╭─ Supplied records
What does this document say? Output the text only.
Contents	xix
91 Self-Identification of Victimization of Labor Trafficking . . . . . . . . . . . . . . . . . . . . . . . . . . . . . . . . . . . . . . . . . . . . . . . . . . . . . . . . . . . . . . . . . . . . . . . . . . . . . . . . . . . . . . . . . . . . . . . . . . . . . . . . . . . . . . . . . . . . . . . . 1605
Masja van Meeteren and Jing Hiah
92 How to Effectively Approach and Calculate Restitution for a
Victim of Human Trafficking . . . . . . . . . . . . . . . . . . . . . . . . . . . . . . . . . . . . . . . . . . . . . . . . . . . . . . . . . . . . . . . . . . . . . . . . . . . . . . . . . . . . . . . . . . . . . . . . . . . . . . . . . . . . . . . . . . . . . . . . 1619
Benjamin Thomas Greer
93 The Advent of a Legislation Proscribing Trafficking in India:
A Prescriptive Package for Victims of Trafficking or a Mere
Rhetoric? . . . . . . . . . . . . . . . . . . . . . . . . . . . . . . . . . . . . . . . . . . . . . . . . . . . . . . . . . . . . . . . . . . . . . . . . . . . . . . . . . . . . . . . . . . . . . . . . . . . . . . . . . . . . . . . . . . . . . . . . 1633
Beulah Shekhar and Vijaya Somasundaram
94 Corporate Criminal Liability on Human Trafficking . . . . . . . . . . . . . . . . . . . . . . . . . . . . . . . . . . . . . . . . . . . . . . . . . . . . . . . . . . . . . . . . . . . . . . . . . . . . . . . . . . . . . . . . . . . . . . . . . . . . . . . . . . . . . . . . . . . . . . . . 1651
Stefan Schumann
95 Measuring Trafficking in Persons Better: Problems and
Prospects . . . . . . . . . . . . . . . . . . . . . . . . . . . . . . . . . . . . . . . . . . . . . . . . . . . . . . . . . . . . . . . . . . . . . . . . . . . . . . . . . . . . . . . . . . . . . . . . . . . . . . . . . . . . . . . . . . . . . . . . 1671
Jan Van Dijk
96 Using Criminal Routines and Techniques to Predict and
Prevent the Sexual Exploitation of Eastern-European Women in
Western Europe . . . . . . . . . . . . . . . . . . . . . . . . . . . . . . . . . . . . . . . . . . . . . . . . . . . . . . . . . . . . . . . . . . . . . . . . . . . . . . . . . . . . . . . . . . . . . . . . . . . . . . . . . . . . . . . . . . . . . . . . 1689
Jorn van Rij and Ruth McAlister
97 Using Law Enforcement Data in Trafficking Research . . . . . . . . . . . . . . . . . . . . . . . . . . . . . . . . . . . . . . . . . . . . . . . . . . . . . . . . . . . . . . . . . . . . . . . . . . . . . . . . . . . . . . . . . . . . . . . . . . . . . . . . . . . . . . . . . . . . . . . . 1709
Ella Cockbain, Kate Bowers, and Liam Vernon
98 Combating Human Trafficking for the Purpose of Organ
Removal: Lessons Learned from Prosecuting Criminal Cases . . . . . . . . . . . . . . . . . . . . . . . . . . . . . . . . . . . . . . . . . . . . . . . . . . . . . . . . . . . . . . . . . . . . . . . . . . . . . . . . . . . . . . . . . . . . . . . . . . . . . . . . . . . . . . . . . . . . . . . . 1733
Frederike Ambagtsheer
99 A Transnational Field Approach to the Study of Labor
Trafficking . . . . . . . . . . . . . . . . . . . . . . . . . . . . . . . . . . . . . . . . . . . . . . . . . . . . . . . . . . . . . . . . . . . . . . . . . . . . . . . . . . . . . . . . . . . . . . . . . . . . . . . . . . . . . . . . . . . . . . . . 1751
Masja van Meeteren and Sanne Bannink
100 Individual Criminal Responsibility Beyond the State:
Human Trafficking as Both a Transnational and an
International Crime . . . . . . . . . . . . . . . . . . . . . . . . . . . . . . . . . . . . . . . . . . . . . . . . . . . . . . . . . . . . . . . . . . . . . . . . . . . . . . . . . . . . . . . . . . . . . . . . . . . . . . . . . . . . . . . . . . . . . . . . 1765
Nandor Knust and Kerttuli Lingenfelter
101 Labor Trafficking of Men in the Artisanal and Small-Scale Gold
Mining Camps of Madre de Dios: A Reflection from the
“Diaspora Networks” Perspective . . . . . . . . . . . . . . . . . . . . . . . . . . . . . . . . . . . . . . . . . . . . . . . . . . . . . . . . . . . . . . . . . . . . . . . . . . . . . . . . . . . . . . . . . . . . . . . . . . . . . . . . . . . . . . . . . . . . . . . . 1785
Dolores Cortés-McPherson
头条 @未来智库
╰─
Set exercise:
All of the entries need to be reproduced exactly; please write them out.

Written reply:
What does this document say? Output the text only.
Contents	xix
91 Self-Identification of Victimization of Labor Trafficking . . . . . . . . . . . . . . . . . . . . . . . . . . . . . . . . . . . . . . . . . . . . . . . . . . . . . . . . . . . . . . . . . . . . . . . . . . . . . . . . . . . . . . . . . . . . . . . . . . . . . . . . . . . . . . . . . . . . . . . . 1605
Masja van Meeteren and Jing Hiah
92 How to Effectively Approach and Calculate Restitution for a
Victim of Human Trafficking . . . . . . . . . . . . . . . . . . . . . . . . . . . . . . . . . . . . . . . . . . . . . . . . . . . . . . . . . . . . . . . . . . . . . . . . . . . . . . . . . . . . . . . . . . . . . . . . . . . . . . . . . . . . . . . . . . . . . . . . 1619
Benjamin Thomas Greer
93 The Advent of a Legislation Proscribing Trafficking in India:
A Prescriptive Package for Victims of Trafficking or a Mere
Rhetoric? . . . . . . . . . . . . . . . . . . . . . . . . . . . . . . . . . . . . . . . . . . . . . . . . . . . . . . . . . . . . . . . . . . . . . . . . . . . . . . . . . . . . . . . . . . . . . . . . . . . . . . . . . . . . . . . . . . . . . . . . 1633
Beulah Shekhar and Vijaya Somasundaram
94 Corporate Criminal Liability on Human Trafficking . . . . . . . . . . . . . . . . . . . . . . . . . . . . . . . . . . . . . . . . . . . . . . . . . . . . . . . . . . . . . . . . . . . . . . . . . . . . . . . . . . . . . . . . . . . . . . . . . . . . . . . . . . . . . . . . . . . . . . . . 1651
Stefan Schumann
95 Measuring Trafficking in Persons Better: Problems and
Prospects . . . . . . . . . . . . . . . . . . . . . . . . . . . . . . . . . . . . . . . . . . . . . . . . . . . . . . . . . . . . . . . . . . . . . . . . . . . . . . . . . . . . . . . . . . . . . . . . . . . . . . . . . . . . . . . . . . . . . . . . 1671
Jan Van Dijk
96 Using Criminal Routines and Techniques to Predict and
Prevent the Sexual Exploitation of Eastern-European Women in
Western Europe . . . . . . . . . . . . . . . . . . . . . . . . . . . . . . . . . . . . . . . . . . . . . . . . . . . . . . . . . . . . . . . . . . . . . . . . . . . . . . . . . . . . . . . . . . . . . . . . . . . . . . . . . . . . . . . . . . . . . . . . 1689
Jorn van Rij and Ruth McAlister
97 Using Law Enforcement Data in Trafficking Research . . . . . . . . . . . . . . . . . . . . . . . . . . . . . . . . . . . . . . . . . . . . . . . . . . . . . . . . . . . . . . . . . . . . . . . . . . . . . . . . . . . . . . . . . . . . . . . . . . . . . . . . . . . . . . . . . . . . . . . . 1709
Ella Cockbain, Kate Bowers, and Liam Vernon
98 Combating Human Trafficking for the Purpose of Organ
Removal: Lessons Learned from Prosecuting Criminal Cases . . . . . . . . . . . . . . . . . . . . . . . . . . . . . . . . . . . . . . . . . . . . . . . . . . . . . . . . . . . . . . . . . . . . . . . . . . . . . . . . . . . . . . . . . . . . . . . . . . . . . . . . . . . . . . . . . . . . . . . . 1733
Frederike Ambagtsheer
99 A Transnational Field Approach to the Study of Labor
Trafficking . . . . . . . . . . . . . . . . . . . . . . . . . . . . . . . . . . . . . . . . . . . . . . . . . . . . . . . . . . . . . . . . . . . . . . . . . . . . . . . . . . . . . . . . . . . . . . . . . . . . . . . . . . . . . . . . . . . . . . . . 1751
Masja van Meeteren and Sanne Bannink
100 Individual Criminal Responsibility Beyond the State:
Human Trafficking as Both a Transnational and an
International Crime . . . . . . . . . . . . . . . . . . . . . . . . . . . . . . . . . . . . . . . . . . . . . . . . . . . . . . . . . . . . . . . . . . . . . . . . . . . . . . . . . . . . . . . . . . . . . . . . . . . . . . . . . . . . . . . . . . . . . . . . 1765
Nandor Knust and Kerttuli Lingenfelter
101 Labor Trafficking of Men in the Artisanal and Small-Scale Gold
Mining Camps of Madre de Dios: A Reflection from the
“Diaspora Networks” Perspective . . . . . . . . . . . . . . . . . . . . . . . . . . . . . . . . . . . . . . . . . . . . . . . . . . . . . . . . . . . . . . . . . . . . . . . . . . . . . . . . . . . . . . . . . . . . . . . . . . . . . . . . . . . . . . . . . . . . . . . . 1785
Dolores Cortés-McPherson
头条 @未来智库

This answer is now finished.